* BEGIN Entries *

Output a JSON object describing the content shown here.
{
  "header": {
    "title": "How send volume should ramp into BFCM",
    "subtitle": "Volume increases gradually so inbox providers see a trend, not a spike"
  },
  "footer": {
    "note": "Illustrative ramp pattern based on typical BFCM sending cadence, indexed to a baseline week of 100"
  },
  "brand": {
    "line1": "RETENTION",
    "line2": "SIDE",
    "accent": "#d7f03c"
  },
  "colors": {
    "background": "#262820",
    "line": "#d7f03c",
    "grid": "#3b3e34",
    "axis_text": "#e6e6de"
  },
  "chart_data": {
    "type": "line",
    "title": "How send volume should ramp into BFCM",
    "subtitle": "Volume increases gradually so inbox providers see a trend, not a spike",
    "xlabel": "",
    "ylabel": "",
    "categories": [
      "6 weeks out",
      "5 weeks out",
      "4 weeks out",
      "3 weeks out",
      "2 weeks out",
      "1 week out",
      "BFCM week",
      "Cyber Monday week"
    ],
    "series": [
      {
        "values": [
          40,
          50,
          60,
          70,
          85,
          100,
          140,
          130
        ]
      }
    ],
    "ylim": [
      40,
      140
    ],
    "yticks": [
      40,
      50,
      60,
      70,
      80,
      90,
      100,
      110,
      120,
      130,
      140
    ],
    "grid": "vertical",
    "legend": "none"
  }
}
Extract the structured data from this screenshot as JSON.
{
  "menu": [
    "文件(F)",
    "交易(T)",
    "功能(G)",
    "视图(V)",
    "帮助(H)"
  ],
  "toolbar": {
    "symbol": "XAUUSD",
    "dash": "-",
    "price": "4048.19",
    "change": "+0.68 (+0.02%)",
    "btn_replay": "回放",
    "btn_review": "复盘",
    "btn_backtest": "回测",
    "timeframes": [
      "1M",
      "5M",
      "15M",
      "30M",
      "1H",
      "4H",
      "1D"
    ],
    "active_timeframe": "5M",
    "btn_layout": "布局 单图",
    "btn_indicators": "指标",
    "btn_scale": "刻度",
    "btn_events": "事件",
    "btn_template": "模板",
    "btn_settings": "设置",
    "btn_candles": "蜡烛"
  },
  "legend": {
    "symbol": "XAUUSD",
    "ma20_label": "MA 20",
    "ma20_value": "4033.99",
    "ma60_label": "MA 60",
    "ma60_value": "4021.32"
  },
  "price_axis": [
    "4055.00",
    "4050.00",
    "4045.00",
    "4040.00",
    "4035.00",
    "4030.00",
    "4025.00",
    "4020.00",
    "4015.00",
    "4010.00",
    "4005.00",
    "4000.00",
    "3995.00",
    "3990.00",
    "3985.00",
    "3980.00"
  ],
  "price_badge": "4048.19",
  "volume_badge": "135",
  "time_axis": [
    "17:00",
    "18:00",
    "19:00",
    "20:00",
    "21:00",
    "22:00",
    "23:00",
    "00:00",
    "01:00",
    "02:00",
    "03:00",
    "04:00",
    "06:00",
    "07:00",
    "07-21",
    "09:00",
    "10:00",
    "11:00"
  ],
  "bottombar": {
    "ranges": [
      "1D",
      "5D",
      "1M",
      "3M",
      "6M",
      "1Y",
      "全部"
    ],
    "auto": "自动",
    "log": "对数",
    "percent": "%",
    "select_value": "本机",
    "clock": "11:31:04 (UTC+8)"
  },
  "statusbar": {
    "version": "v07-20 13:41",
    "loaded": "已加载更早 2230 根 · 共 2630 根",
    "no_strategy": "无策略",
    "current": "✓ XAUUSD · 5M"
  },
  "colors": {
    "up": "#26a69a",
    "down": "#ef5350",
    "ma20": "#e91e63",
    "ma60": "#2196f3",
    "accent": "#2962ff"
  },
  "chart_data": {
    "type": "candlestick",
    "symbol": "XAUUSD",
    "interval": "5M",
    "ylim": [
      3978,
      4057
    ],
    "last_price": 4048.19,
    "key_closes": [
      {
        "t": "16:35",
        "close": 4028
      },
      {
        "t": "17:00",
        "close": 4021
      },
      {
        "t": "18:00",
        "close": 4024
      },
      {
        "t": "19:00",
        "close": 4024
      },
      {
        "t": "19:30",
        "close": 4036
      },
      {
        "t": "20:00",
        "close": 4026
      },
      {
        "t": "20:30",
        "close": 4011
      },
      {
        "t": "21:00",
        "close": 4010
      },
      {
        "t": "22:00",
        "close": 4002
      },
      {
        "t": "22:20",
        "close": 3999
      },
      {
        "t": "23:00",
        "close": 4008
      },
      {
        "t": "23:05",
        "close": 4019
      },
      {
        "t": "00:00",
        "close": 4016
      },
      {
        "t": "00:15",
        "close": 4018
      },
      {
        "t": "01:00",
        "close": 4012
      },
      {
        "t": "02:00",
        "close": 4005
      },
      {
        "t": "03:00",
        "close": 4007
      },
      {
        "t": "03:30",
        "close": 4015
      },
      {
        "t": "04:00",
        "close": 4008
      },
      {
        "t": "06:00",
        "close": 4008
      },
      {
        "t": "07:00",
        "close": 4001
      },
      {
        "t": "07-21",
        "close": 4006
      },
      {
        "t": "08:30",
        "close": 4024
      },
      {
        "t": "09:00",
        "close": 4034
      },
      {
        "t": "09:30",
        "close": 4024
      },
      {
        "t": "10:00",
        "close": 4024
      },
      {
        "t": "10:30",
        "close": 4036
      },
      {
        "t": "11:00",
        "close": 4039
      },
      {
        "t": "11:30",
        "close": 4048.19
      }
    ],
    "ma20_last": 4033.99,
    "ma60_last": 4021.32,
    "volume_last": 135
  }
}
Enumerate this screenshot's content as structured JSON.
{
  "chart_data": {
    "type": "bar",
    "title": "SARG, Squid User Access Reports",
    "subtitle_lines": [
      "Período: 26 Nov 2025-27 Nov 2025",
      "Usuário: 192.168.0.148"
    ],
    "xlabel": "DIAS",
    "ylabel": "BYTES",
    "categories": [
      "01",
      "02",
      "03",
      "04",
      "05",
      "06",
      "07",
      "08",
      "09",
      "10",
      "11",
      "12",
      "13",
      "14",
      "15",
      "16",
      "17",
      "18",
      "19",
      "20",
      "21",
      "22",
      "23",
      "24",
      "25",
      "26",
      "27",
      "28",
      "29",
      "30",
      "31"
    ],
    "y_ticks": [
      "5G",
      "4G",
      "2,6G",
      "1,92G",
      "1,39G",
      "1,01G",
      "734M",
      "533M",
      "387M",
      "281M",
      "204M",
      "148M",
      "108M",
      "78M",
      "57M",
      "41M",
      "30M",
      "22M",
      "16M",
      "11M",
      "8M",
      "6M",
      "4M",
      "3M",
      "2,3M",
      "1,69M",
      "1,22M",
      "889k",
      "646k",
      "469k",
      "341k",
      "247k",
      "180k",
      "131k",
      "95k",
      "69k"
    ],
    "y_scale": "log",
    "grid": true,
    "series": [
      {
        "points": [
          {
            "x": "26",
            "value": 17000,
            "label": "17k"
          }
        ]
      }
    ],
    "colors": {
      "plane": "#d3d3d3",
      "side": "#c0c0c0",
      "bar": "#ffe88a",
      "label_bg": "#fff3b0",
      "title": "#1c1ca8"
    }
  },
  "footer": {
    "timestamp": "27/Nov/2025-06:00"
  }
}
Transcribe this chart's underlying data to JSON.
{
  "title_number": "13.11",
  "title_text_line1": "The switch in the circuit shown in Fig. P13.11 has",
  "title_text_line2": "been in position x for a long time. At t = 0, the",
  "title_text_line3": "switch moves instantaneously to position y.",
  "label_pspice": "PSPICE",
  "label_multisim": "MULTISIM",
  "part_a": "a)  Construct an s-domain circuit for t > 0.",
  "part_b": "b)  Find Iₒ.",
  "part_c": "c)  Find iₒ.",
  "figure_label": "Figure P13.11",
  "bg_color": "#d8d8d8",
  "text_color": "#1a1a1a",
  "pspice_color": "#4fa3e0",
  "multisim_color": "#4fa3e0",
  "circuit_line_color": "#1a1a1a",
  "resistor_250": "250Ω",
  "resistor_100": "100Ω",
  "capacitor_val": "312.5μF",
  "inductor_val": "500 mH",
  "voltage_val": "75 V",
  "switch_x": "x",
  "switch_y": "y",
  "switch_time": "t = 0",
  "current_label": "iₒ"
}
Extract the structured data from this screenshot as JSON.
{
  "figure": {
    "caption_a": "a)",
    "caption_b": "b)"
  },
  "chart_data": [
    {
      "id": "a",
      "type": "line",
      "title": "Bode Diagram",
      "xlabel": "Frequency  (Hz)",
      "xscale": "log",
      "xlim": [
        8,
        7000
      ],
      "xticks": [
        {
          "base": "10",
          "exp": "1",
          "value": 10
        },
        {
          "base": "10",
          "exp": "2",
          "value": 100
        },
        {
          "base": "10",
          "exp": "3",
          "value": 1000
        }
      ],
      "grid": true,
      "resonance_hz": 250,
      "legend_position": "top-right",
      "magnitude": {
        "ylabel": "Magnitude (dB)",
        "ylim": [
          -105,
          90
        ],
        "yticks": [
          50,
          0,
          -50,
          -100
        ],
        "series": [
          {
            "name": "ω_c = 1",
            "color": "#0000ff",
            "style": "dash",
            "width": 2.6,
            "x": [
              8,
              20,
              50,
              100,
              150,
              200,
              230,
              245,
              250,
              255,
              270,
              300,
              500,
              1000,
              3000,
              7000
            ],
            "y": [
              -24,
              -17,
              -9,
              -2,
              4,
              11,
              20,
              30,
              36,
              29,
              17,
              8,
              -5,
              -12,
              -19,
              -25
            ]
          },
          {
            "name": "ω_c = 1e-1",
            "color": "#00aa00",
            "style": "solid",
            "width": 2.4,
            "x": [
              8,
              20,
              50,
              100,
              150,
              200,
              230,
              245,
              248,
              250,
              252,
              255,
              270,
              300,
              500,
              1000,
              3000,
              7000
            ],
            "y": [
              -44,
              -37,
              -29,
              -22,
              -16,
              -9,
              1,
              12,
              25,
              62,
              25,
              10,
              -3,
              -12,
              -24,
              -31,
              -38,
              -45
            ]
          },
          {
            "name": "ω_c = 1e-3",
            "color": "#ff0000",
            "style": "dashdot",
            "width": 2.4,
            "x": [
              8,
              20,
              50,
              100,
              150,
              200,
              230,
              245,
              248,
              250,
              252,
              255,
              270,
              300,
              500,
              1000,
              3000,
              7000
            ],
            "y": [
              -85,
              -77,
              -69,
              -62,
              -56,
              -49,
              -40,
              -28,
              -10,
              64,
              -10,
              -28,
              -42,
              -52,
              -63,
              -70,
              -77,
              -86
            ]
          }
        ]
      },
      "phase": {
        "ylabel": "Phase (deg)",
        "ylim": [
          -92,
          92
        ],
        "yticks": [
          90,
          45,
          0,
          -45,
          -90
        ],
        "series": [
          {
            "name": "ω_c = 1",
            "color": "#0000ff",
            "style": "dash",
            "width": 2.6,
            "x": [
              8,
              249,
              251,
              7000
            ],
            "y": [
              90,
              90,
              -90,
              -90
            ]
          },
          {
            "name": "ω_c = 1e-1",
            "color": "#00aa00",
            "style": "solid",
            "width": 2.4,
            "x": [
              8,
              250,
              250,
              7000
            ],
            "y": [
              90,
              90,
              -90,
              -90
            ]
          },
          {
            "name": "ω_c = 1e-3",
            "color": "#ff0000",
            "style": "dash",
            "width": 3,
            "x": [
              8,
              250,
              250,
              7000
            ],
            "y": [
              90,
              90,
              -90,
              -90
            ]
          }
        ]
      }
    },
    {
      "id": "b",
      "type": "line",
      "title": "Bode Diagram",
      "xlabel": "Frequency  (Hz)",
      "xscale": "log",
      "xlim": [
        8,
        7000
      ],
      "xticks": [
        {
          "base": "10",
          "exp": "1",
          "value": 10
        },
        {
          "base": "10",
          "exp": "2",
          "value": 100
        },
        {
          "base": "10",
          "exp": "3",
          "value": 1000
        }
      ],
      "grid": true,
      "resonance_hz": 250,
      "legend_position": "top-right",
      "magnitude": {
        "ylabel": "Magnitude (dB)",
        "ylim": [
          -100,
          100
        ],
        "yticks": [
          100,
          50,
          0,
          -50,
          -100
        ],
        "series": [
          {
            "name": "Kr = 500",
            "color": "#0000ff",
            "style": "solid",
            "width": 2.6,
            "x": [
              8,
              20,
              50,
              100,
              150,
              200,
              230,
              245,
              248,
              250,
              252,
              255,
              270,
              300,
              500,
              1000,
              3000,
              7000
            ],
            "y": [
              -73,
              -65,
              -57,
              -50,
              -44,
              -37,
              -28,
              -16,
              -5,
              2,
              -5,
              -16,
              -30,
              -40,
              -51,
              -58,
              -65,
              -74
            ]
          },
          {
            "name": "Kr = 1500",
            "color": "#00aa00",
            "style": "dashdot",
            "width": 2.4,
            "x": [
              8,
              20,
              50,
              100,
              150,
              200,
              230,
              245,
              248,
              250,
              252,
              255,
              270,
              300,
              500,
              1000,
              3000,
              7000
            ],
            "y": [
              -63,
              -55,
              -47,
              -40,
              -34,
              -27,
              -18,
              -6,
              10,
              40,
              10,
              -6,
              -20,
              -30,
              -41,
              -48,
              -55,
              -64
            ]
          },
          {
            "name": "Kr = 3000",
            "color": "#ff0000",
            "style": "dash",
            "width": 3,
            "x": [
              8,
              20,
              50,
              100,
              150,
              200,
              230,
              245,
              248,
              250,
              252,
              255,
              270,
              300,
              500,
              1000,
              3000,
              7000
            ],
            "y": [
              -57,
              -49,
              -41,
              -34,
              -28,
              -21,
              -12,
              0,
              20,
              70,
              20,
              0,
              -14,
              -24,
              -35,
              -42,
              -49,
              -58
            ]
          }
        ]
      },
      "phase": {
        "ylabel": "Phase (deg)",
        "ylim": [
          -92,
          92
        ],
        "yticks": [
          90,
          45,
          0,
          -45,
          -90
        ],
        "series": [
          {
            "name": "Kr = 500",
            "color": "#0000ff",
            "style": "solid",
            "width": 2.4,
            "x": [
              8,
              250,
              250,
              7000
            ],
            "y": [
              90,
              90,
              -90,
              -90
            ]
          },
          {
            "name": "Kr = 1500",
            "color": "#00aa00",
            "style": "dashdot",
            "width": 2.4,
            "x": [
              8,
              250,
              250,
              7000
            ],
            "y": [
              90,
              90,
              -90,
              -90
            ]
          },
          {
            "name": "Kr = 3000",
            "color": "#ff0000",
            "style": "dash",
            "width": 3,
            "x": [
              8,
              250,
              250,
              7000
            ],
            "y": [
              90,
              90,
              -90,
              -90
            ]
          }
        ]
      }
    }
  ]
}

* END Entries *

▶ Task to complete: Check every line of the data above for the string "this", and copy those that have it.

▶ Answer to the problem:
Extract the structured data from this screenshot as JSON.
Enumerate this screenshot's content as structured JSON.
Transcribe this chart's underlying data to JSON.
Extract the structured data from this screenshot as JSON.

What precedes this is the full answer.